**Data for processing**

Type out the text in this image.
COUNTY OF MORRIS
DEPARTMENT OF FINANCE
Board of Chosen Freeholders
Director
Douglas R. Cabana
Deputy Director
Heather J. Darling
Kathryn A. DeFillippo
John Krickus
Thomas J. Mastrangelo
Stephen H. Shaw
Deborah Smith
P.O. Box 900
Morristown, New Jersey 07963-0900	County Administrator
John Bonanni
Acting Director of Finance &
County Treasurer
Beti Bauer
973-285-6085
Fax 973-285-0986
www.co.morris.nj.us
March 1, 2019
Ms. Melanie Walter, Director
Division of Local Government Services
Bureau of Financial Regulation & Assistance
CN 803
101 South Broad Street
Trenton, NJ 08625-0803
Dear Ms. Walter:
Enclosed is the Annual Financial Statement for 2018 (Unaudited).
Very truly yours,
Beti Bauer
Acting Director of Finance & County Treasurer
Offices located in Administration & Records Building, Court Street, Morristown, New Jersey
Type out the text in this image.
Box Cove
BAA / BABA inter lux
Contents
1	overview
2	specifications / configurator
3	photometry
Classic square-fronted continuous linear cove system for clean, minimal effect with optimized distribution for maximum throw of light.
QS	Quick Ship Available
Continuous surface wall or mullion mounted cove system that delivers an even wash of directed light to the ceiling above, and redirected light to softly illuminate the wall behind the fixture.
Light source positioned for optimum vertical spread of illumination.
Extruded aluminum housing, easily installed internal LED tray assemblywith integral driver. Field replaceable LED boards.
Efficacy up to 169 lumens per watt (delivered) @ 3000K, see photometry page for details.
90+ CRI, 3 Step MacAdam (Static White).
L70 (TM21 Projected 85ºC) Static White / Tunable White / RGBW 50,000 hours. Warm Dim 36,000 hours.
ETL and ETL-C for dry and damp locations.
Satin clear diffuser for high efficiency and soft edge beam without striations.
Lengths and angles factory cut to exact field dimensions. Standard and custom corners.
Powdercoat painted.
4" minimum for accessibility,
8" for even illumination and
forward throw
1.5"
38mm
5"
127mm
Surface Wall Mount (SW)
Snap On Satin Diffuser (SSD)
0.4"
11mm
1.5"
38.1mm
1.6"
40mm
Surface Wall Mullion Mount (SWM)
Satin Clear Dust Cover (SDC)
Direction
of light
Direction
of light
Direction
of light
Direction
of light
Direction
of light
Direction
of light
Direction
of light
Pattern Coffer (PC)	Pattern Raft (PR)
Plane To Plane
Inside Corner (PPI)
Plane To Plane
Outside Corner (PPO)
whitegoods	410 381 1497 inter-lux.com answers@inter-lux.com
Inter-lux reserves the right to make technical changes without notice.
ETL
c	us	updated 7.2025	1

**Your goal**
Reproduce every record, matching each line exactly.

**Answer**
Type out the text in this image.
COUNTY OF MORRIS
DEPARTMENT OF FINANCE
Board of Chosen Freeholders
Director
Douglas R. Cabana
Deputy Director
Heather J. Darling
Kathryn A. DeFillippo
John Krickus
Thomas J. Mastrangelo
Stephen H. Shaw
Deborah Smith
P.O. Box 900
Morristown, New Jersey 07963-0900	County Administrator
John Bonanni
Acting Director of Finance &
County Treasurer
Beti Bauer
973-285-6085
Fax 973-285-0986
www.co.morris.nj.us
March 1, 2019
Ms. Melanie Walter, Director
Division of Local Government Services
Bureau of Financial Regulation & Assistance
CN 803
101 South Broad Street
Trenton, NJ 08625-0803
Dear Ms. Walter:
Enclosed is the Annual Financial Statement for 2018 (Unaudited).
Very truly yours,
Beti Bauer
Acting Director of Finance & County Treasurer
Offices located in Administration & Records Building, Court Street, Morristown, New Jersey
Type out the text in this image.
Box Cove
BAA / BABA inter lux
Contents
1	overview
2	specifications / configurator
3	photometry
Classic square-fronted continuous linear cove system for clean, minimal effect with optimized distribution for maximum throw of light.
QS	Quick Ship Available
Continuous surface wall or mullion mounted cove system that delivers an even wash of directed light to the ceiling above, and redirected light to softly illuminate the wall behind the fixture.
Light source positioned for optimum vertical spread of illumination.
Extruded aluminum housing, easily installed internal LED tray assemblywith integral driver. Field replaceable LED boards.
Efficacy up to 169 lumens per watt (delivered) @ 3000K, see photometry page for details.
90+ CRI, 3 Step MacAdam (Static White).
L70 (TM21 Projected 85ºC) Static White / Tunable White / RGBW 50,000 hours. Warm Dim 36,000 hours.
ETL and ETL-C for dry and damp locations.
Satin clear diffuser for high efficiency and soft edge beam without striations.
Lengths and angles factory cut to exact field dimensions. Standard and custom corners.
Powdercoat painted.
4" minimum for accessibility,
8" for even illumination and
forward throw
1.5"
38mm
5"
127mm
Surface Wall Mount (SW)
Snap On Satin Diffuser (SSD)
0.4"
11mm
1.5"
38.1mm
1.6"
40mm
Surface Wall Mullion Mount (SWM)
Satin Clear Dust Cover (SDC)
Direction
of light
Direction
of light
Direction
of light
Direction
of light
Direction
of light
Direction
of light
Direction
of light
Pattern Coffer (PC)	Pattern Raft (PR)
Plane To Plane
Inside Corner (PPI)
Plane To Plane
Outside Corner (PPO)
whitegoods	410 381 1497 inter-lux.com answers@inter-lux.com
Inter-lux reserves the right to make technical changes without notice.
ETL
c	us	updated 7.2025	1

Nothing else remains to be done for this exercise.